▶ Brief: Scan the data below for the string "sites". Show every line where it turns up.

(Recorded data)
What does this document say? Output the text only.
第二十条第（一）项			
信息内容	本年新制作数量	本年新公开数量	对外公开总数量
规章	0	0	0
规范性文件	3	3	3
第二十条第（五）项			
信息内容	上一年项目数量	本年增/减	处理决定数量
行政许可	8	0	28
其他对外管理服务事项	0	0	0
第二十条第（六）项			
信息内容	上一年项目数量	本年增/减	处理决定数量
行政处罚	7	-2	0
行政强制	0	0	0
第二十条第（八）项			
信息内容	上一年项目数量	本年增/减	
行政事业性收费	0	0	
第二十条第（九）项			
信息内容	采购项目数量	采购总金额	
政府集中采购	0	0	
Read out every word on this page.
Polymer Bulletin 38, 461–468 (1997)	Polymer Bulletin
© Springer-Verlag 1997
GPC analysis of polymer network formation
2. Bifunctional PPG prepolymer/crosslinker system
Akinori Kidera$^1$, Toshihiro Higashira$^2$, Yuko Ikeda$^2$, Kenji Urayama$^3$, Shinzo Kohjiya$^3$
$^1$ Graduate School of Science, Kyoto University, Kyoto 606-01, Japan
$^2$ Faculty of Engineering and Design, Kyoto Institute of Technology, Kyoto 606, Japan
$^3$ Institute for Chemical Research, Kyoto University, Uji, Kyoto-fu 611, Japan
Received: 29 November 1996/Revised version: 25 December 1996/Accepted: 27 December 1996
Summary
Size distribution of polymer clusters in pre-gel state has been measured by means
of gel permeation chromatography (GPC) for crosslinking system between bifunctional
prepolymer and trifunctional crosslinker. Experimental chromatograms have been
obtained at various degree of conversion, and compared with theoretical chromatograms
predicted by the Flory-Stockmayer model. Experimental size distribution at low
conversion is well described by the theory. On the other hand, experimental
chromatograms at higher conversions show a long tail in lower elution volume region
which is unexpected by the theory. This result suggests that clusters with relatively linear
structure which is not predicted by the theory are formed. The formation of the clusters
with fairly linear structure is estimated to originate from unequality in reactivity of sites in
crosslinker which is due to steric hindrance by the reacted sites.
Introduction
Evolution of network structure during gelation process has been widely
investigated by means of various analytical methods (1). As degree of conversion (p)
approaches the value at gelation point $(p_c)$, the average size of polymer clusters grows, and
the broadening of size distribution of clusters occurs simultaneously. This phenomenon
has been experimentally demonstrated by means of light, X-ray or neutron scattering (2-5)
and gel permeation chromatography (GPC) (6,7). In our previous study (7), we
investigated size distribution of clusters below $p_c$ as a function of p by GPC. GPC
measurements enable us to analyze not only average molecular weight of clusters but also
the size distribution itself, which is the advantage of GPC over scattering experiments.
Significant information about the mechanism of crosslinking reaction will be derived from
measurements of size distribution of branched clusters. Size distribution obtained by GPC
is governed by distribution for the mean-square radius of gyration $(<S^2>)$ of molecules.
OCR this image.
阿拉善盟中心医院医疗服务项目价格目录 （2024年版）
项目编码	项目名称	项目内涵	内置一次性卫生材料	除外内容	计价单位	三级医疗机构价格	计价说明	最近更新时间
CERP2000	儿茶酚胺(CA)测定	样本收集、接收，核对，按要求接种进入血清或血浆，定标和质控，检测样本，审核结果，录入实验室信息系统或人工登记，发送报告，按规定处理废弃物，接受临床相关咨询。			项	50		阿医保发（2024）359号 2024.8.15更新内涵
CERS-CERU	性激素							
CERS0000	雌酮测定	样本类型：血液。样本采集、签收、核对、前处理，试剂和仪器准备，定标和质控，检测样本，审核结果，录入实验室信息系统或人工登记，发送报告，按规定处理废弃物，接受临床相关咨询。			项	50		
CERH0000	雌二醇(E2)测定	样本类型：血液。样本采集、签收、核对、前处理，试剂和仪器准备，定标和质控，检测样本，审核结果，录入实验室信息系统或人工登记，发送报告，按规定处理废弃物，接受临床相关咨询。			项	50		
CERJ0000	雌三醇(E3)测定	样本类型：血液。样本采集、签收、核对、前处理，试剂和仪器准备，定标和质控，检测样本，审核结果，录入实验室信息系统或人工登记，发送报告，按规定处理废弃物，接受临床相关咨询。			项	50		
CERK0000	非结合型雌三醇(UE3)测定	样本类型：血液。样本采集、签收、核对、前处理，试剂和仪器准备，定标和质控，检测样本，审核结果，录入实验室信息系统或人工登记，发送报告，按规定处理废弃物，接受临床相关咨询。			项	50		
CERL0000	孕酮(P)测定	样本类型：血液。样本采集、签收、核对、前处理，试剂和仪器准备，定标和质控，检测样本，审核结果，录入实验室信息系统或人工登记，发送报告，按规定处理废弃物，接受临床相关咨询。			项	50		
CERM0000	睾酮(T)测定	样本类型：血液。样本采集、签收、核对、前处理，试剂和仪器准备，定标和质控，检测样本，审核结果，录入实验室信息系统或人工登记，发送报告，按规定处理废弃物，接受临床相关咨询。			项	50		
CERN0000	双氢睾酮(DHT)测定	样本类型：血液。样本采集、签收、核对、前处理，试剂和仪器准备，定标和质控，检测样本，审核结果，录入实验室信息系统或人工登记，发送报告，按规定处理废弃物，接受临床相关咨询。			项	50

▶ Solution:
with fairly linear structure is estimated to originate from unequality in reactivity of sites in
crosslinker which is due to steric hindrance by the reacted sites.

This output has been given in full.